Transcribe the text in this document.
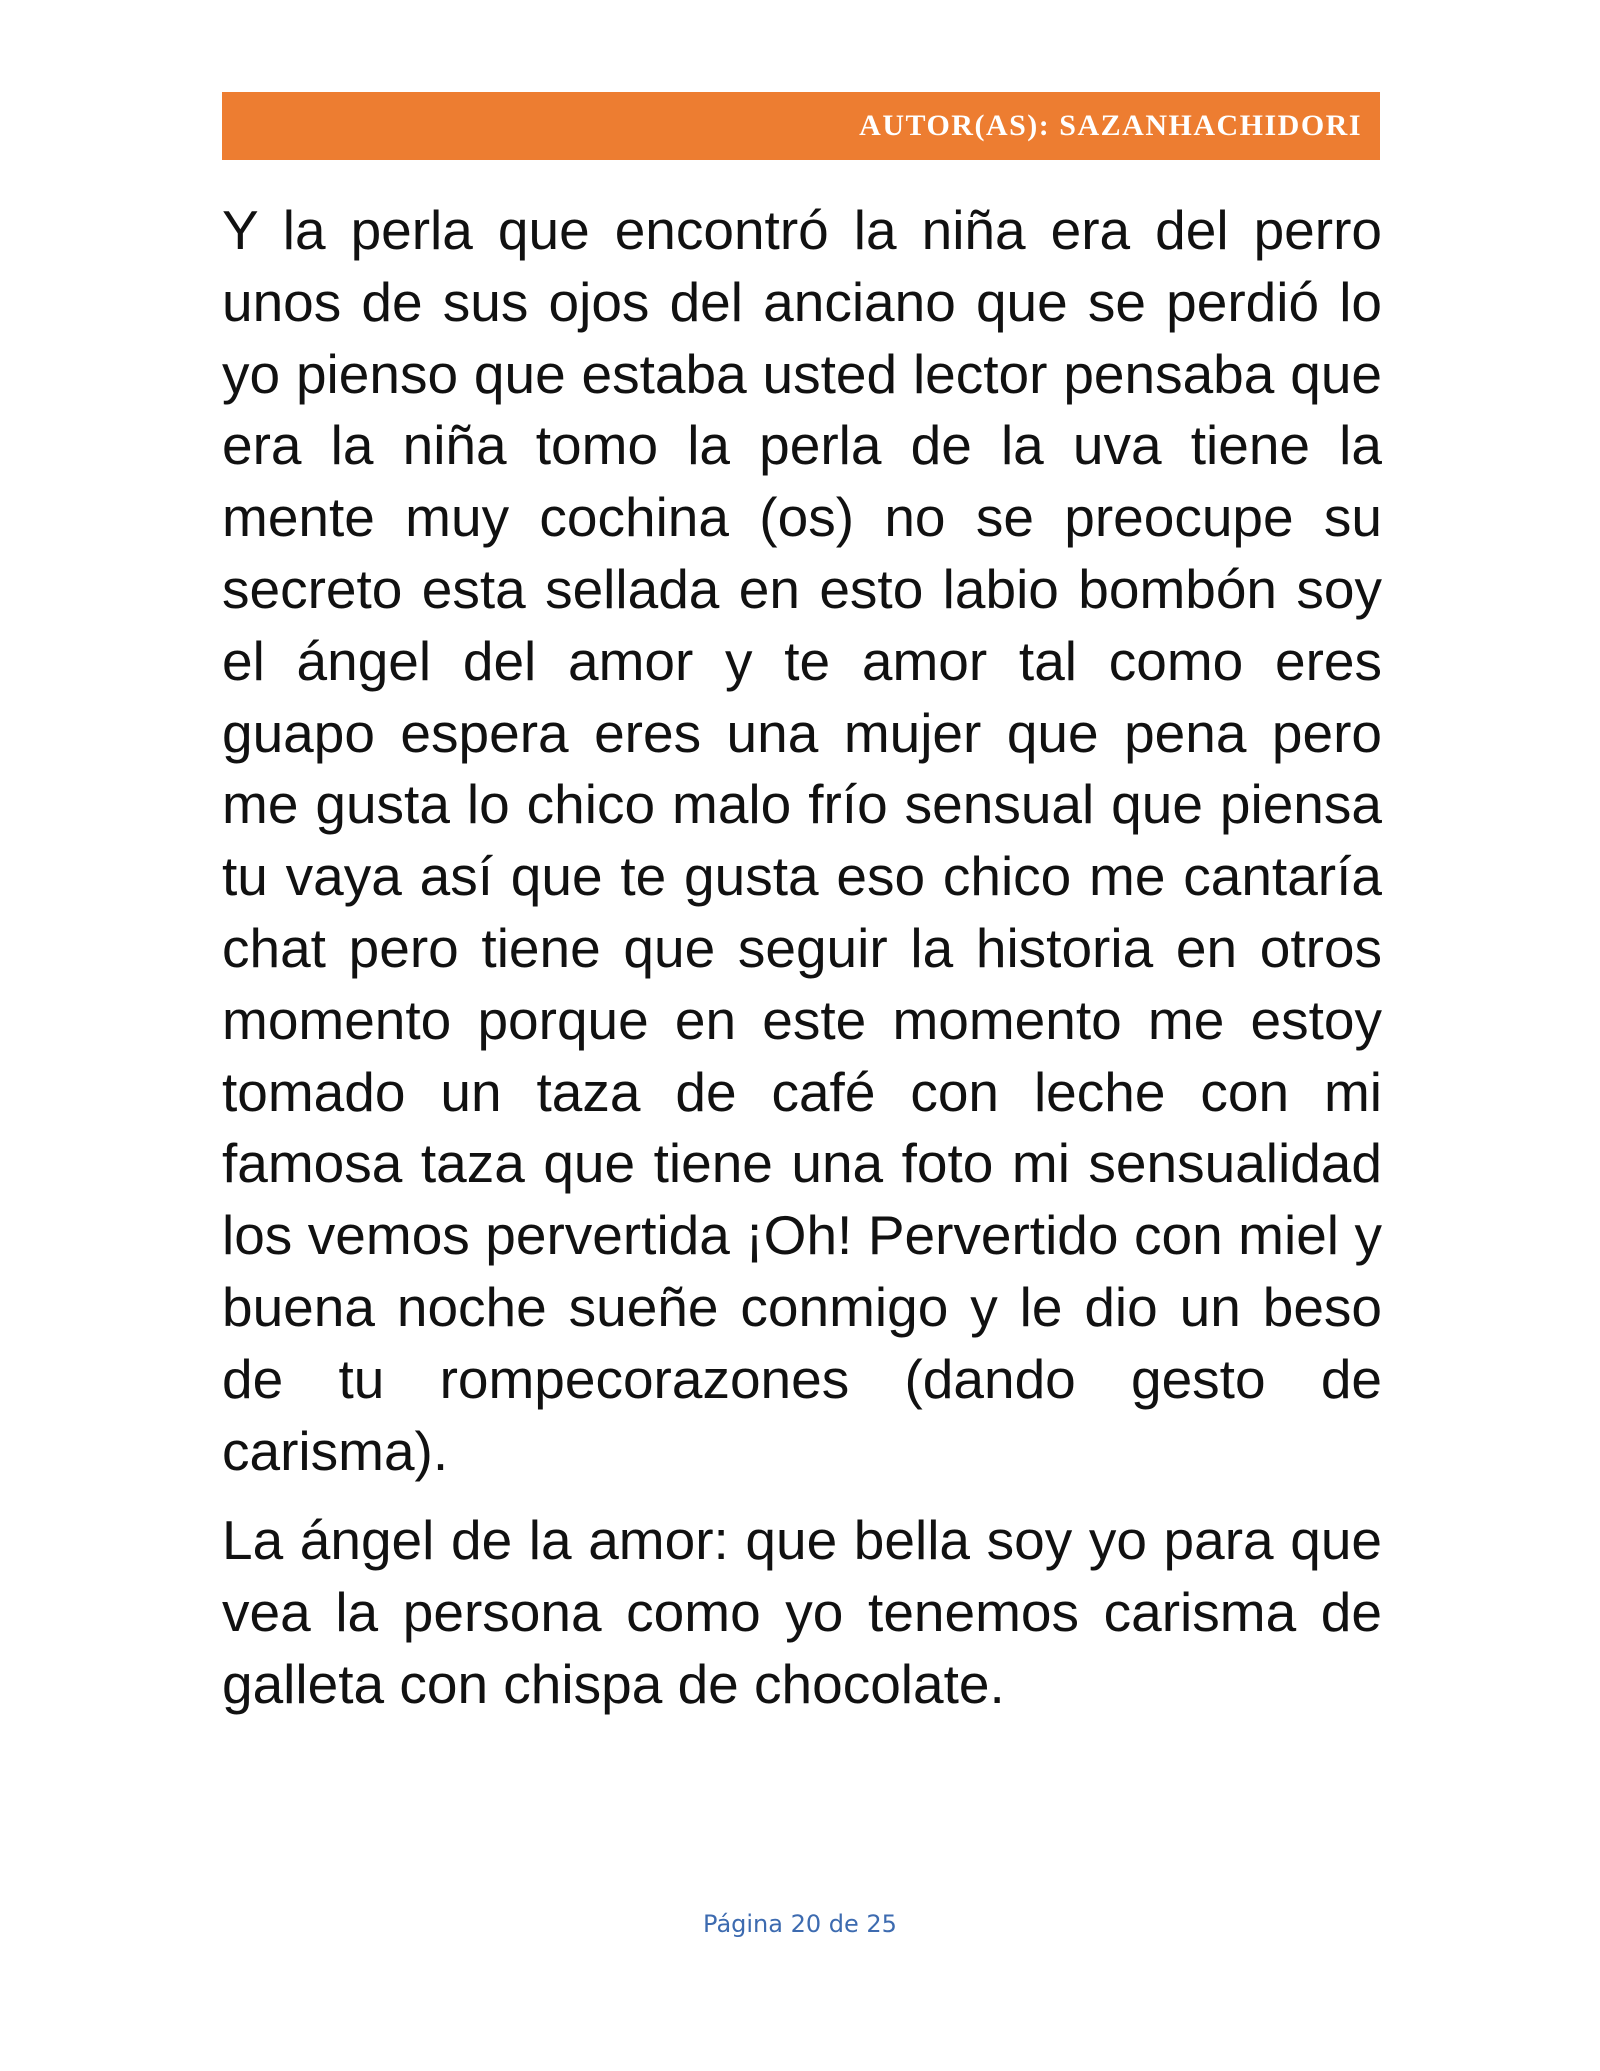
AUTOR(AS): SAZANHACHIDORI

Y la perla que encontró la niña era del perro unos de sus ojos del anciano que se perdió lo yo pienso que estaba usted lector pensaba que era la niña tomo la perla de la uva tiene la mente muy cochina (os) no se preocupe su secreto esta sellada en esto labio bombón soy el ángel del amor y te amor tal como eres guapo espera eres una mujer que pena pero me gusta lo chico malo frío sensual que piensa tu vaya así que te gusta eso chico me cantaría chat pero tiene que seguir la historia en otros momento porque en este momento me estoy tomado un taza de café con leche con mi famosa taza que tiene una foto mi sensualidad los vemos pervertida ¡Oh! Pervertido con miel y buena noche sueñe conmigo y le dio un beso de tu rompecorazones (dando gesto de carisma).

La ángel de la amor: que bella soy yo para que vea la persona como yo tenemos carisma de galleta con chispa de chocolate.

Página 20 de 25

# # # # # # #

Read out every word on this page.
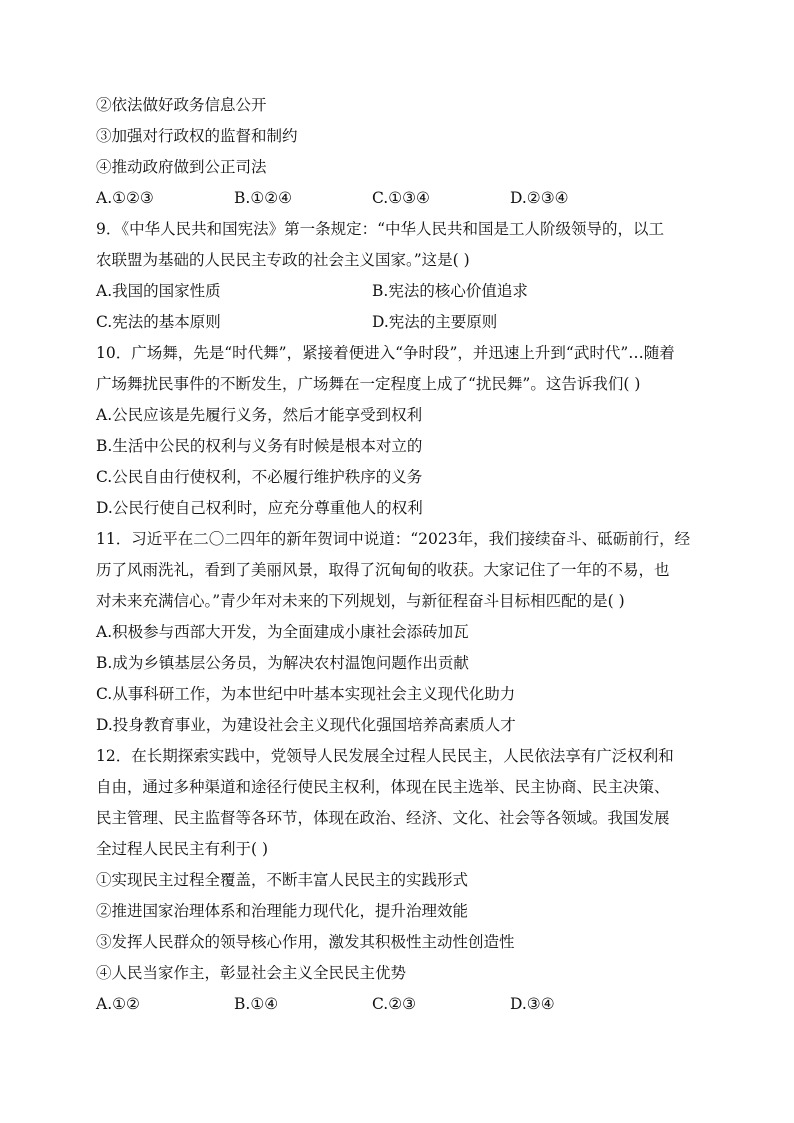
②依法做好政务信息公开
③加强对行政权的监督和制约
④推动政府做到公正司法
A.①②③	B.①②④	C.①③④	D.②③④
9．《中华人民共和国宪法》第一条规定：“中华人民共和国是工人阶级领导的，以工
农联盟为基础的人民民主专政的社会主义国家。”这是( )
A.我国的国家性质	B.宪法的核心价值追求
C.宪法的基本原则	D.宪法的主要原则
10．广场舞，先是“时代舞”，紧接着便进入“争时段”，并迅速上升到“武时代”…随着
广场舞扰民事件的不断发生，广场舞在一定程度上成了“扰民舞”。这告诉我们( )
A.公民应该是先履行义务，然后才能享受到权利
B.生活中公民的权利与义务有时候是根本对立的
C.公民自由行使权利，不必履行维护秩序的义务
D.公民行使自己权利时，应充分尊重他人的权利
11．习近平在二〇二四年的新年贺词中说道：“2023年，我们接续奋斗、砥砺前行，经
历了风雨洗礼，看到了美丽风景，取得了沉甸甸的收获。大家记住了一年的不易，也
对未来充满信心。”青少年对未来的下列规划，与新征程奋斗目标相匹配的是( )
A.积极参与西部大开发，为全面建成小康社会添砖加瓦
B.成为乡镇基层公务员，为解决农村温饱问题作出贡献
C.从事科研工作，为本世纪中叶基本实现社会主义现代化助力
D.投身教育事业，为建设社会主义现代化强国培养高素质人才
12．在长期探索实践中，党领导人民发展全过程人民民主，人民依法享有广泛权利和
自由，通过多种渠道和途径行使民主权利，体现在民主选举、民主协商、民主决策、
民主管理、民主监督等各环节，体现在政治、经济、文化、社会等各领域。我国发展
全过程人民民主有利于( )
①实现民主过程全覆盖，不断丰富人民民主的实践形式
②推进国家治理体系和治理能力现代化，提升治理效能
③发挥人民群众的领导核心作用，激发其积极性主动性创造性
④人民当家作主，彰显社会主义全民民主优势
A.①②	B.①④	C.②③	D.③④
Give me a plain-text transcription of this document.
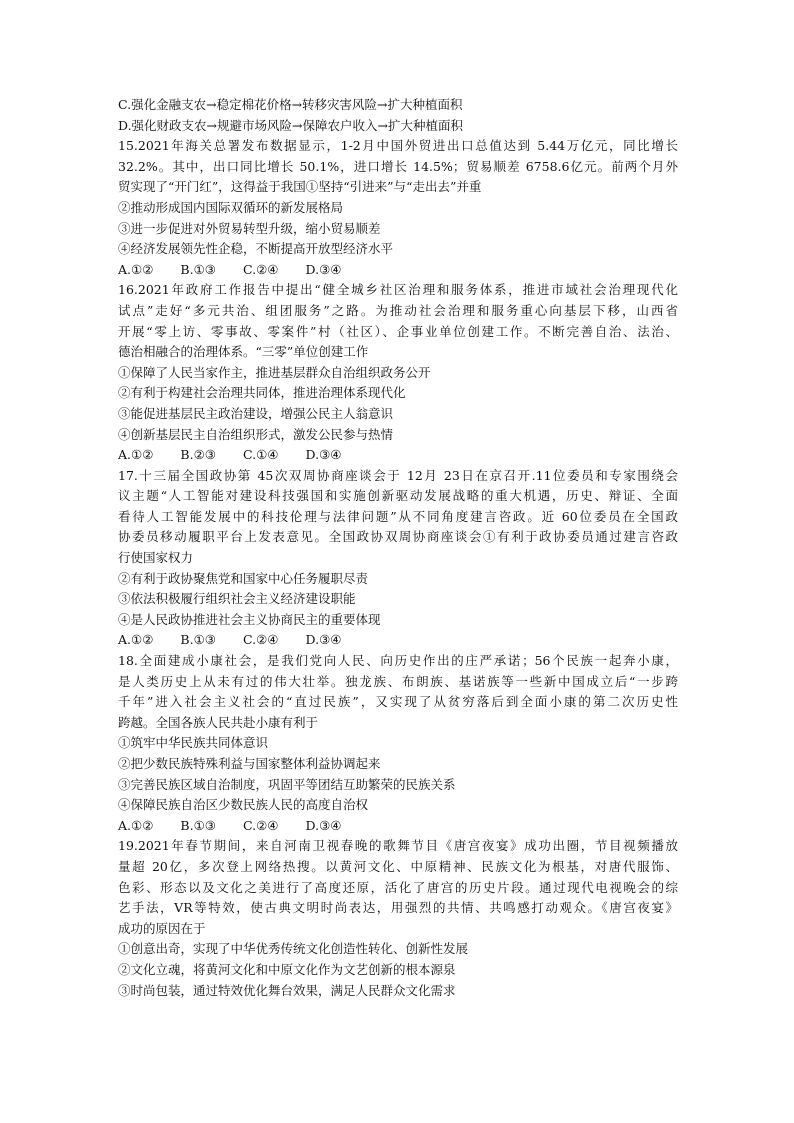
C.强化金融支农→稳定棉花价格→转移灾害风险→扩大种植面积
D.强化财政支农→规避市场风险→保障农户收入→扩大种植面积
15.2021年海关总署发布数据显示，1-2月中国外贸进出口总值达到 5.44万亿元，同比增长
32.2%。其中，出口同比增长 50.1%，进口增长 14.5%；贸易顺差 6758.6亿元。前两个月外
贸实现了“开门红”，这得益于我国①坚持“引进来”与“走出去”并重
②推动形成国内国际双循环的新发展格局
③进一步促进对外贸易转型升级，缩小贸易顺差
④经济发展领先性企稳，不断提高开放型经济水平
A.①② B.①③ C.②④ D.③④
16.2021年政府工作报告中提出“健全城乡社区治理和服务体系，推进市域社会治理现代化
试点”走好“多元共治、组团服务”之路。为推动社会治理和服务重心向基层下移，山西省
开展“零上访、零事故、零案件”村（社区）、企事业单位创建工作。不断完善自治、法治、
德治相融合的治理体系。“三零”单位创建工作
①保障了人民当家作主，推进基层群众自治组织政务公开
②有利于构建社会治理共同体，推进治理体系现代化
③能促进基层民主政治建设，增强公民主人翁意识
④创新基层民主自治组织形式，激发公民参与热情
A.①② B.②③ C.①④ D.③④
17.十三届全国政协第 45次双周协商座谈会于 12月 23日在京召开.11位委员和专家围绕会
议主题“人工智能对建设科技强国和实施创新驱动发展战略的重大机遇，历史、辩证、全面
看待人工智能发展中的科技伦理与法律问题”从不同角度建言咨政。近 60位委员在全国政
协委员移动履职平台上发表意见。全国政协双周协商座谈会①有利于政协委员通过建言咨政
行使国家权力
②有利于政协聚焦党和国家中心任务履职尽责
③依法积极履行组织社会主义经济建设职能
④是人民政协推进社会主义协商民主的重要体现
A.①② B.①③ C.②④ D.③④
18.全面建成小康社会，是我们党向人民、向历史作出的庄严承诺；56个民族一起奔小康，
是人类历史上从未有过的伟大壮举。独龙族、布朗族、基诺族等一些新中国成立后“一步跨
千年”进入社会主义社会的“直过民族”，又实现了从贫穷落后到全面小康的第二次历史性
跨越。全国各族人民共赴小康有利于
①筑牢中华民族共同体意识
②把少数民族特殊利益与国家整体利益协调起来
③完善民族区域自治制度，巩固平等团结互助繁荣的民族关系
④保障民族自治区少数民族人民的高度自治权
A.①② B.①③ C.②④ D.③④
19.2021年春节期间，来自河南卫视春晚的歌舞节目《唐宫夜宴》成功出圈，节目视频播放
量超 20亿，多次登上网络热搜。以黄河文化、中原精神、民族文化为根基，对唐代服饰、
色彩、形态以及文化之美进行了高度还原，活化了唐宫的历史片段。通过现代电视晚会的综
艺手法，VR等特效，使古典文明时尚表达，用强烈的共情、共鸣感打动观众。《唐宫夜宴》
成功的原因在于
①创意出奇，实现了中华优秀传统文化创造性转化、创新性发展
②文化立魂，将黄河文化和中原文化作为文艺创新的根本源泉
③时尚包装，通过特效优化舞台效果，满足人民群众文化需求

# # # # # # #

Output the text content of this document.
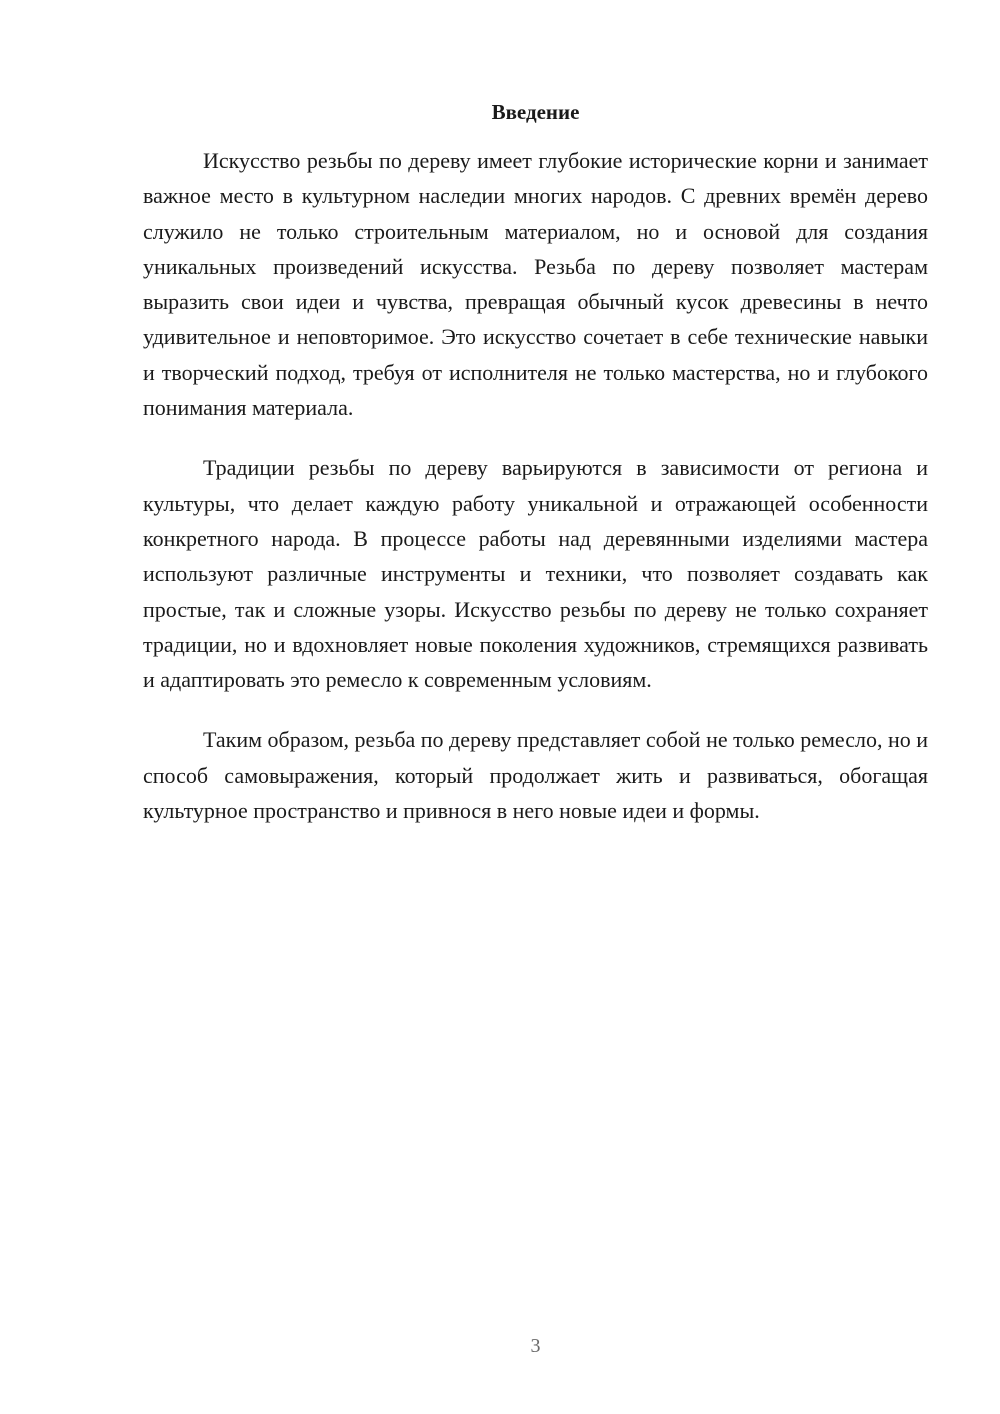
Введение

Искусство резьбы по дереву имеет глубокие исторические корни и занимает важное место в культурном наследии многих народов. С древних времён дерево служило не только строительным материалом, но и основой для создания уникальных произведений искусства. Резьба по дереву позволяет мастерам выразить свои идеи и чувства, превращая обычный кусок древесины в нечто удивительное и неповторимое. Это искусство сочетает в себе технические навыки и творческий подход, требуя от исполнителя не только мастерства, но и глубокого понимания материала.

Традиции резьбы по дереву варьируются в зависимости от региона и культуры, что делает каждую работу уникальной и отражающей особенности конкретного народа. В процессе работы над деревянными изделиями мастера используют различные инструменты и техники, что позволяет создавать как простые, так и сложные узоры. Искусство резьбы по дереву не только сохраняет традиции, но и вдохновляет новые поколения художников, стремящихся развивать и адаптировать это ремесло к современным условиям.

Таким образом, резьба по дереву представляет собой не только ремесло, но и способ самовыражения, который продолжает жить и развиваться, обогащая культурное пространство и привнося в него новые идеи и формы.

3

# # # # # # #

▸ PROBLEM TO WORK ON
Every line holding "новые" should be copied out.

▸ OUTPUT BELOW
Традиции резьбы по дереву варьируются в зависимости от региона и культуры, что делает каждую работу уникальной и отражающей особенности конкретного народа. В процессе работы над деревянными изделиями мастера используют различные инструменты и техники, что позволяет создавать как простые, так и сложные узоры. Искусство резьбы по дереву не только сохраняет традиции, но и вдохновляет новые поколения художников, стремящихся развивать и адаптировать это ремесло к современным условиям.
Таким образом, резьба по дереву представляет собой не только ремесло, но и способ самовыражения, который продолжает жить и развиваться, обогащая культурное пространство и привнося в него новые идеи и формы.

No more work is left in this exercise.